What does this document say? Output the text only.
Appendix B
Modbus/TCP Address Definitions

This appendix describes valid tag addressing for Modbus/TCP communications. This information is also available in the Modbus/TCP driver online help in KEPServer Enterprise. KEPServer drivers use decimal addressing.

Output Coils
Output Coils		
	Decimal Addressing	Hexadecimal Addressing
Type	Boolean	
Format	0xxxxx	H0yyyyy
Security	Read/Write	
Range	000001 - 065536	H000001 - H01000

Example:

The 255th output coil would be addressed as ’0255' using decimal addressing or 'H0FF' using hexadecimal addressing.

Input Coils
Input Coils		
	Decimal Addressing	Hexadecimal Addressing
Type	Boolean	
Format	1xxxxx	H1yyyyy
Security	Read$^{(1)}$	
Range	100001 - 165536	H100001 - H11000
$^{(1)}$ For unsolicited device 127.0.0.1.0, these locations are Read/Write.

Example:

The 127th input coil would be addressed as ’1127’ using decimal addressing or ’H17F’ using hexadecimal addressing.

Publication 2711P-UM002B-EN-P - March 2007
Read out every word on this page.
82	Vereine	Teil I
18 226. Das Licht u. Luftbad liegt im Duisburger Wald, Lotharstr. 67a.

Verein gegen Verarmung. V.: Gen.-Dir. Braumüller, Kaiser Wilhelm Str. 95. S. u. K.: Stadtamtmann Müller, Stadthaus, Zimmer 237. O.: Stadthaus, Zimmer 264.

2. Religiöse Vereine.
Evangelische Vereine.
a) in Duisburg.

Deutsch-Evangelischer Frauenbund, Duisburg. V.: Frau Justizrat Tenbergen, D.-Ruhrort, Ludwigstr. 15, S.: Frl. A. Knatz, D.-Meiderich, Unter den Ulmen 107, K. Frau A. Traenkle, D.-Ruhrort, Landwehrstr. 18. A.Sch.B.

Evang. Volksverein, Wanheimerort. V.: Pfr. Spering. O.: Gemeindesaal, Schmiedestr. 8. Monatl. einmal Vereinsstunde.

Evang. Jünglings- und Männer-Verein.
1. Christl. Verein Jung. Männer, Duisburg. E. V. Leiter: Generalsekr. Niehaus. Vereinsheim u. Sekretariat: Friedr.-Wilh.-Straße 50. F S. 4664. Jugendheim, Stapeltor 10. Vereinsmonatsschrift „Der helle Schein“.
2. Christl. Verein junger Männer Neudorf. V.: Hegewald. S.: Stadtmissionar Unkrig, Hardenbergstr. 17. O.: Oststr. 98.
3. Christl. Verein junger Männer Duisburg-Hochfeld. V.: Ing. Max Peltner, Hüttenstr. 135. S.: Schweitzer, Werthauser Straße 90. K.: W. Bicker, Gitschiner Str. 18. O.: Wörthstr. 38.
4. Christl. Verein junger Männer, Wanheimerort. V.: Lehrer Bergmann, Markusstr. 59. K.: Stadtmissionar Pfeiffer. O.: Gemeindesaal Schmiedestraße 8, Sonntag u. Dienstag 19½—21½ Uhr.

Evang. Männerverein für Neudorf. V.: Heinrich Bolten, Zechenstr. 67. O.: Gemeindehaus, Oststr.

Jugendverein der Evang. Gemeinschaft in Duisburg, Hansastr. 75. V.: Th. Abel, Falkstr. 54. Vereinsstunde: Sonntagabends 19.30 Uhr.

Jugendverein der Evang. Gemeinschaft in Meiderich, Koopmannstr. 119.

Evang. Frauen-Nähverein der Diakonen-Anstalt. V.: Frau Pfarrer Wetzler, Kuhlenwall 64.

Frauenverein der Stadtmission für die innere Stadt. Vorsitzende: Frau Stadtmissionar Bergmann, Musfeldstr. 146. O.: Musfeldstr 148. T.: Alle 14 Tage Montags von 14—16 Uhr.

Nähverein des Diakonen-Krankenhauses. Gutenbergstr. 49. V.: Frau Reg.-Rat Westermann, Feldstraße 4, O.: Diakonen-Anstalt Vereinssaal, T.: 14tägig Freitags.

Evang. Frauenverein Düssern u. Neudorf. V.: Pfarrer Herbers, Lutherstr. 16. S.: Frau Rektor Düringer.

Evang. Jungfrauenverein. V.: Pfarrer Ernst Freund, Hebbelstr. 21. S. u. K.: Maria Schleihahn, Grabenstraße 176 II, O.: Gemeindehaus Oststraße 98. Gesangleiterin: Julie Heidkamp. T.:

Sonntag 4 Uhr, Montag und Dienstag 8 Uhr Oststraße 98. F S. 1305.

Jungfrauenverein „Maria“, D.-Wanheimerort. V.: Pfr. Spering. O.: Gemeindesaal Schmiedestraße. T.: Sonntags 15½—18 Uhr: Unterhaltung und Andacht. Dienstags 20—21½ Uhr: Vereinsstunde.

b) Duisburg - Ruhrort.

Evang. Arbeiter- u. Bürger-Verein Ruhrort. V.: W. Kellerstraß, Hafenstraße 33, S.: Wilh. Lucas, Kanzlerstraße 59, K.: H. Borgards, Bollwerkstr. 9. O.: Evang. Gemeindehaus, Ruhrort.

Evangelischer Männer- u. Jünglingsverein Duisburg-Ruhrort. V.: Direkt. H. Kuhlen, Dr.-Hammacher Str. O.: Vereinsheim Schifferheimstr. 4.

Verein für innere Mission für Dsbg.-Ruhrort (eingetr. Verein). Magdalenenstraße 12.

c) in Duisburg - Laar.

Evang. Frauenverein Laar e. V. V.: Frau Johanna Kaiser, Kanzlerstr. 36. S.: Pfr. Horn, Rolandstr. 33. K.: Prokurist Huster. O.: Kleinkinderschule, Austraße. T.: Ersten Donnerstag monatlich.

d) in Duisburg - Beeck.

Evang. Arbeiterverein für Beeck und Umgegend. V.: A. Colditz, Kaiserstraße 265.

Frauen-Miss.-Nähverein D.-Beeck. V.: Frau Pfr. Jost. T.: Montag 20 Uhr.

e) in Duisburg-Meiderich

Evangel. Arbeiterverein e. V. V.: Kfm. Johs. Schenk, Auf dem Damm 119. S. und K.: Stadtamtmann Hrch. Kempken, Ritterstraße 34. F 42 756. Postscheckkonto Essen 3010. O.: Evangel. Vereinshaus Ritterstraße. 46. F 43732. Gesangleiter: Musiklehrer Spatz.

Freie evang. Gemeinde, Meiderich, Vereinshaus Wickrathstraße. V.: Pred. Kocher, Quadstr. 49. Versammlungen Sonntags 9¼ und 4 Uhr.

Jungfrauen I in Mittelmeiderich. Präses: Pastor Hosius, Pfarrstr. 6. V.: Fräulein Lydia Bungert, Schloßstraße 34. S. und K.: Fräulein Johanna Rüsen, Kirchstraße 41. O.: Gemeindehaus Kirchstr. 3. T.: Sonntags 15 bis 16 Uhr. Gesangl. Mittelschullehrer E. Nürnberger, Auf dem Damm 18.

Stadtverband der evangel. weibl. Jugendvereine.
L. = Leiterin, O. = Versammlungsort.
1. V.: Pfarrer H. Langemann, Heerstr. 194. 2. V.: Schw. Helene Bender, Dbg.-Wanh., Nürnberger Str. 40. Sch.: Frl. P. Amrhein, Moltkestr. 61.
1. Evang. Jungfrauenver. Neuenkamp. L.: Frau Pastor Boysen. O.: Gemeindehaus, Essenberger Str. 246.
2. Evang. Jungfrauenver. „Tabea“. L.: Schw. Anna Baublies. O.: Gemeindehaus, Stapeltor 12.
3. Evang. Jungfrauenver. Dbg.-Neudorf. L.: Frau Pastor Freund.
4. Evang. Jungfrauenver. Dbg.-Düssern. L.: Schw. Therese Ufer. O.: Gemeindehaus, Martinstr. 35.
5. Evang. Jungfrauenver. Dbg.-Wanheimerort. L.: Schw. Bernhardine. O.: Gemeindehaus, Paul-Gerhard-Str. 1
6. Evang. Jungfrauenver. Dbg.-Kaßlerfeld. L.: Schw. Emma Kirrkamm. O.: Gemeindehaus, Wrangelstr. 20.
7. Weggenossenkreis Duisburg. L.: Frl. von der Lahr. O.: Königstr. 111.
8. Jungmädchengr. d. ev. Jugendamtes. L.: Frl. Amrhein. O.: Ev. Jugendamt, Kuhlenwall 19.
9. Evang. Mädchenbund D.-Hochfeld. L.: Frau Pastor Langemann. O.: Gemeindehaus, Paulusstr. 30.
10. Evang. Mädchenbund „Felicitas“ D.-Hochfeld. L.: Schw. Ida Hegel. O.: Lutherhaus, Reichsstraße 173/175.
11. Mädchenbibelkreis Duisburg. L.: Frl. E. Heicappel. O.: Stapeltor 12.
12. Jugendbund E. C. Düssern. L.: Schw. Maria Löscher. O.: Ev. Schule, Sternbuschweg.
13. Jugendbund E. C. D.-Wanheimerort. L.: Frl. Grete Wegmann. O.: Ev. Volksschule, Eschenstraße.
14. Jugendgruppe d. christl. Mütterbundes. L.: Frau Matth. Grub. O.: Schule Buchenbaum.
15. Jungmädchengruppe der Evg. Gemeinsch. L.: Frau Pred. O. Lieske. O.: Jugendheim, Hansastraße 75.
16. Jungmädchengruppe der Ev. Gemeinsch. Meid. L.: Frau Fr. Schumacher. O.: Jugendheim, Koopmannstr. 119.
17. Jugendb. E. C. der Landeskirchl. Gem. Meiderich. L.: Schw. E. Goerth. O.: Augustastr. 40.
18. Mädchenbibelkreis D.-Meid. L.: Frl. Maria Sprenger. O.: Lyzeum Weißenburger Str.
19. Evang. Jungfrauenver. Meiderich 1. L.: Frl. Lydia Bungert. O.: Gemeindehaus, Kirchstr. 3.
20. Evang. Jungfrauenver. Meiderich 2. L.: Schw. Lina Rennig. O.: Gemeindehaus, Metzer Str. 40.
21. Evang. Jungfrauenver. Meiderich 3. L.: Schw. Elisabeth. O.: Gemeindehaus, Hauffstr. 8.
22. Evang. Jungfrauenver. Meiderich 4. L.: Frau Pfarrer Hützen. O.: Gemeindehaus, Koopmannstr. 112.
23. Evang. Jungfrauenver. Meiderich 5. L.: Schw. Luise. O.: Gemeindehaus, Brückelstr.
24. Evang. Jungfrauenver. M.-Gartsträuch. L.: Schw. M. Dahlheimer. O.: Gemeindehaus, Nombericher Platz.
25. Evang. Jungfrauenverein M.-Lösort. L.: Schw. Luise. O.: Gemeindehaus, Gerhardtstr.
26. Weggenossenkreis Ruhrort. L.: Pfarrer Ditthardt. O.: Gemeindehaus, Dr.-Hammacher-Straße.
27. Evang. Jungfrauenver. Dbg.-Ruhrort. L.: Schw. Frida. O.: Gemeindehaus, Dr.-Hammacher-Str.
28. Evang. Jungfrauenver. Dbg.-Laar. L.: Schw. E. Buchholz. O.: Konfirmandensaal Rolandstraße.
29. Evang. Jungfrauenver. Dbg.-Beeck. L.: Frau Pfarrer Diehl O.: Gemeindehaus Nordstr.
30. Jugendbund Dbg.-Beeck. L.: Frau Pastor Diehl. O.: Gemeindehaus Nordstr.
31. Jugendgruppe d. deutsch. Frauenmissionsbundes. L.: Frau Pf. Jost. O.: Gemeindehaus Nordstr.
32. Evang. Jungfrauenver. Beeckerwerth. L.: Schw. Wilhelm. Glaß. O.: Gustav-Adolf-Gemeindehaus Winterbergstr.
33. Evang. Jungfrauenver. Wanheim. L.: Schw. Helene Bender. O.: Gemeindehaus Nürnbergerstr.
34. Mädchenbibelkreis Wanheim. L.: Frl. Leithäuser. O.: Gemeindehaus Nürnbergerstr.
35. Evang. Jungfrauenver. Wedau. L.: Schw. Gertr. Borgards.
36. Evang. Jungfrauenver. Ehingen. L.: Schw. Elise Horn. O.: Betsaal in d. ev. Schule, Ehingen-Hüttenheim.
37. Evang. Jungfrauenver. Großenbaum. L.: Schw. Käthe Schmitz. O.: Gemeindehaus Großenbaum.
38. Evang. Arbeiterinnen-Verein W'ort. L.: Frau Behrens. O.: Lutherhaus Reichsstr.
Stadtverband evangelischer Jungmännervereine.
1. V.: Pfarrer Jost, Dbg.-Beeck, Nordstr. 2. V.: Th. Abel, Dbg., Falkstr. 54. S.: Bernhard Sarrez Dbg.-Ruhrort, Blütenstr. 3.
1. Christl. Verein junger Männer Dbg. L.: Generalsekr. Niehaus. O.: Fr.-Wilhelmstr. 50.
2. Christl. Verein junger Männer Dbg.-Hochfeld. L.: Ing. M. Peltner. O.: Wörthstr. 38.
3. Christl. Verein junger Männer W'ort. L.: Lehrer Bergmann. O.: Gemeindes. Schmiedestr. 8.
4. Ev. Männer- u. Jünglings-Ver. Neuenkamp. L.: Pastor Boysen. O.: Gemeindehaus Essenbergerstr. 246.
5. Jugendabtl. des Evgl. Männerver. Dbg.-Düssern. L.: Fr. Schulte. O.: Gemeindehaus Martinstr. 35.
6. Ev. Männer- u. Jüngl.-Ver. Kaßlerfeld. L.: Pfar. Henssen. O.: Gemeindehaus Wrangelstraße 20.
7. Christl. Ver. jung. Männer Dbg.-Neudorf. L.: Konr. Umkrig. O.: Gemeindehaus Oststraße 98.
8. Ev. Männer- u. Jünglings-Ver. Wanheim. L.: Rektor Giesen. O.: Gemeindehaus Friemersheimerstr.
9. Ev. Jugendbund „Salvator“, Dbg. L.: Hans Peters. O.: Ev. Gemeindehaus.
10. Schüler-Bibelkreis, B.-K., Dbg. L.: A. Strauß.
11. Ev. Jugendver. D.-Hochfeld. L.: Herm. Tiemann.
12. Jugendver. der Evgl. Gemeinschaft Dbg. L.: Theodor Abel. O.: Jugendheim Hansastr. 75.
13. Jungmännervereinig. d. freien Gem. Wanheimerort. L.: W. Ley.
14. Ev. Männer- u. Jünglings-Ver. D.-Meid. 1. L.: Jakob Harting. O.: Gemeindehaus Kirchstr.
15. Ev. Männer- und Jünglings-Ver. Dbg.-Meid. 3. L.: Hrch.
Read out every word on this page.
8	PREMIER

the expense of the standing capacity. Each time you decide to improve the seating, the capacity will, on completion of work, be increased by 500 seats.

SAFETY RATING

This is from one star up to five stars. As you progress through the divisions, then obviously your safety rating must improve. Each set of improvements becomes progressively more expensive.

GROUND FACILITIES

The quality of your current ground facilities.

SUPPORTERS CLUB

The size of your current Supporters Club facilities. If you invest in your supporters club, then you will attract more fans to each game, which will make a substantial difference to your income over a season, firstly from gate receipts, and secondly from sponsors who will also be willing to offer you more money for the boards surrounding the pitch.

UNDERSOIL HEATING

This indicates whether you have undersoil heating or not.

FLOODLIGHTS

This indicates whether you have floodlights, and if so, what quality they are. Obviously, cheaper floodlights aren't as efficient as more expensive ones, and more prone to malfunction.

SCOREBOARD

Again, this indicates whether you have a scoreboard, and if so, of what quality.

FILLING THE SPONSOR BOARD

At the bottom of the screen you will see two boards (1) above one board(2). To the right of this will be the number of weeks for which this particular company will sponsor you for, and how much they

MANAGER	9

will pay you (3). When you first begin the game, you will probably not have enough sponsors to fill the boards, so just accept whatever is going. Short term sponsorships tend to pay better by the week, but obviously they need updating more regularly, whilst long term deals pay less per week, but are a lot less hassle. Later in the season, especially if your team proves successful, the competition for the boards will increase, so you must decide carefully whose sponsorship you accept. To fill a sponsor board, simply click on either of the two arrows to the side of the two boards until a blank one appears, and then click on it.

※

Check every line of the records above for the string "Kuhlenwall" and say how many contain it, giving the number alone.

2